» **Set problem**: Will you output the entries below exactly, skipping every image they contain?

» **Provided material**:
____
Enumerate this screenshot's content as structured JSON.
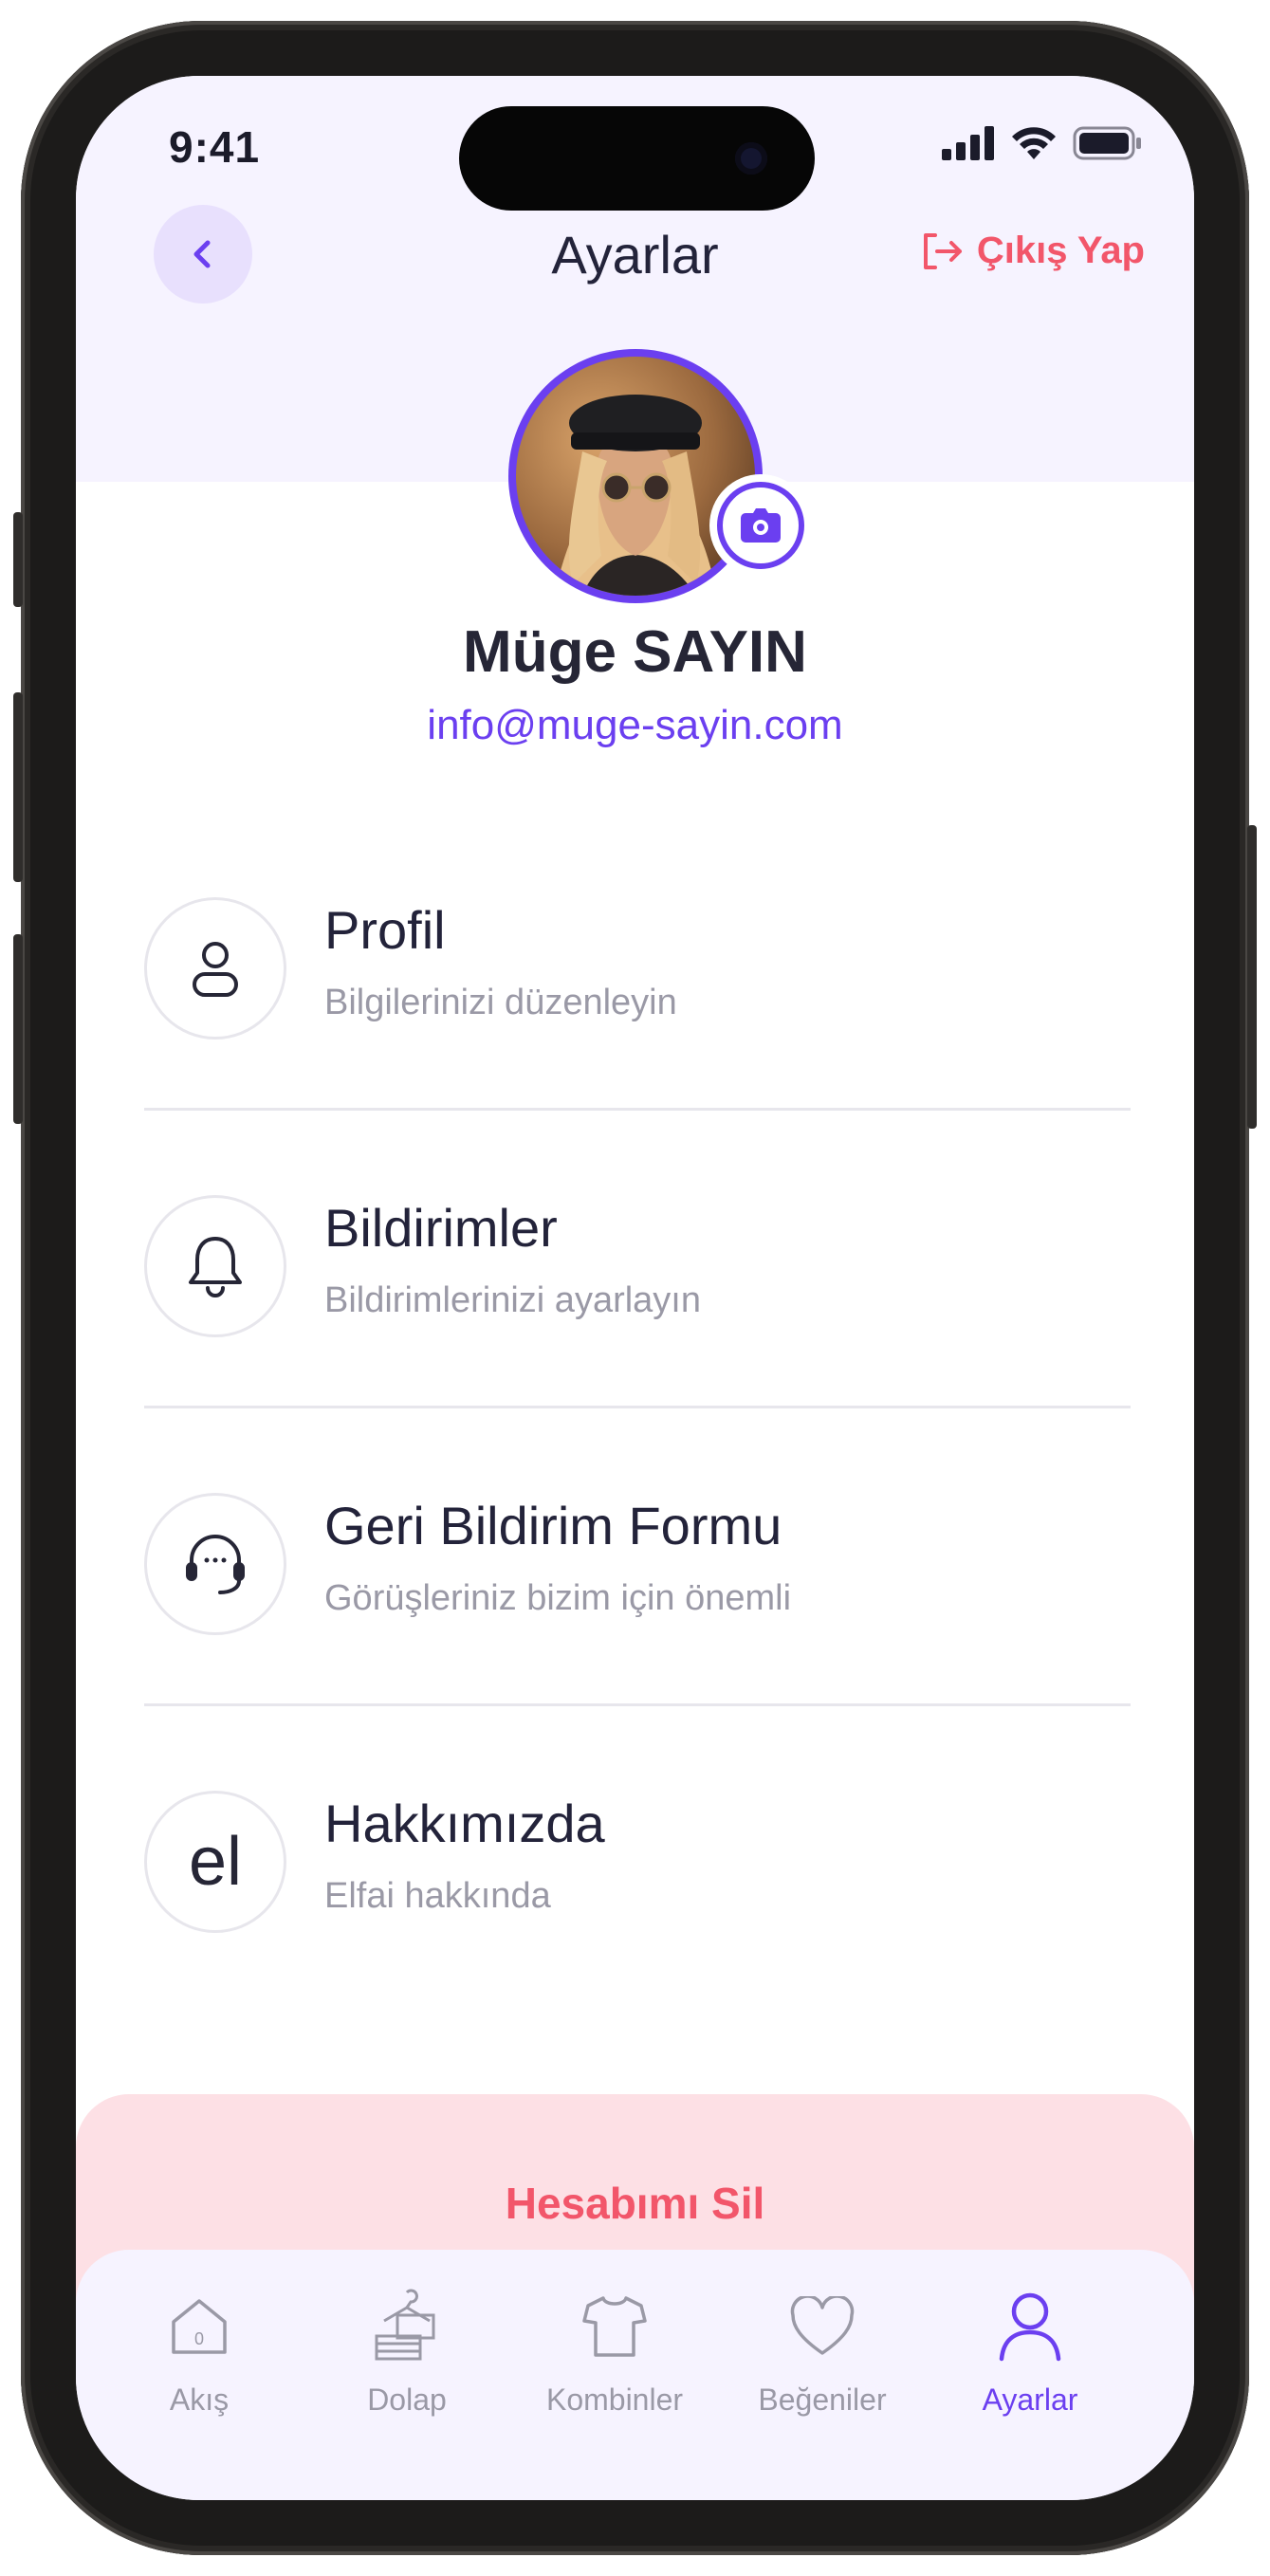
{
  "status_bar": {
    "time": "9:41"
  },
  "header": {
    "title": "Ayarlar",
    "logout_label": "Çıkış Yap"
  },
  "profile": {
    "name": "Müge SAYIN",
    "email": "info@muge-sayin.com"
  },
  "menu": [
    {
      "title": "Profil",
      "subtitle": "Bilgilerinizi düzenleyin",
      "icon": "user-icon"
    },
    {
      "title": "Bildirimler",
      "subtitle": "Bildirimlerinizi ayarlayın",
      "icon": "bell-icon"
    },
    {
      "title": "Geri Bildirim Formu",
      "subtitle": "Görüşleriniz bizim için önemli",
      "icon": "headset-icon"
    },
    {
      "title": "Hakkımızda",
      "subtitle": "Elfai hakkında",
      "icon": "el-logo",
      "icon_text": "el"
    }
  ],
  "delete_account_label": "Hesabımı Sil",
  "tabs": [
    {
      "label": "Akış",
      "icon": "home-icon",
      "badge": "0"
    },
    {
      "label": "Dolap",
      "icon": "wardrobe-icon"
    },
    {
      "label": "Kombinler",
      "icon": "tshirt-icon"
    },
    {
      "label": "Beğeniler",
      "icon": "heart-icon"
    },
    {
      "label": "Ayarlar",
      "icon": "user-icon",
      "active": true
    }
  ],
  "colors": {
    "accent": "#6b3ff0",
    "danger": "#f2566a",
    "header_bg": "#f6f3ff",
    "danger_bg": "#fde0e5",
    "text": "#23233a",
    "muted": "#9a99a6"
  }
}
____
» **The response**:
Enumerate this screenshot's content as structured JSON.
{
  "status_bar": {
    "time": "9:41"
  },
  "header": {
    "title": "Ayarlar",
    "logout_label": "Çıkış Yap"
  },
  "profile": {
    "name": "Müge SAYIN",
    "email": "info@muge-sayin.com"
  },
  "menu": [
    {
      "title": "Profil",
      "subtitle": "Bilgilerinizi düzenleyin",
      "icon": "user-icon"
    },
    {
      "title": "Bildirimler",
      "subtitle": "Bildirimlerinizi ayarlayın",
      "icon": "bell-icon"
    },
    {
      "title": "Geri Bildirim Formu",
      "subtitle": "Görüşleriniz bizim için önemli",
      "icon": "headset-icon"
    },
    {
      "title": "Hakkımızda",
      "subtitle": "Elfai hakkında",
      "icon": "el-logo",
      "icon_text": "el"
    }
  ],
  "delete_account_label": "Hesabımı Sil",
  "tabs": [
    {
      "label": "Akış",
      "icon": "home-icon",
      "badge": "0"
    },
    {
      "label": "Dolap",
      "icon": "wardrobe-icon"
    },
    {
      "label": "Kombinler",
      "icon": "tshirt-icon"
    },
    {
      "label": "Beğeniler",
      "icon": "heart-icon"
    },
    {
      "label": "Ayarlar",
      "icon": "user-icon",
      "active": true
    }
  ],
  "colors": {
    "accent": "#6b3ff0",
    "danger": "#f2566a",
    "header_bg": "#f6f3ff",
    "danger_bg": "#fde0e5",
    "text": "#23233a",
    "muted": "#9a99a6"
  }
}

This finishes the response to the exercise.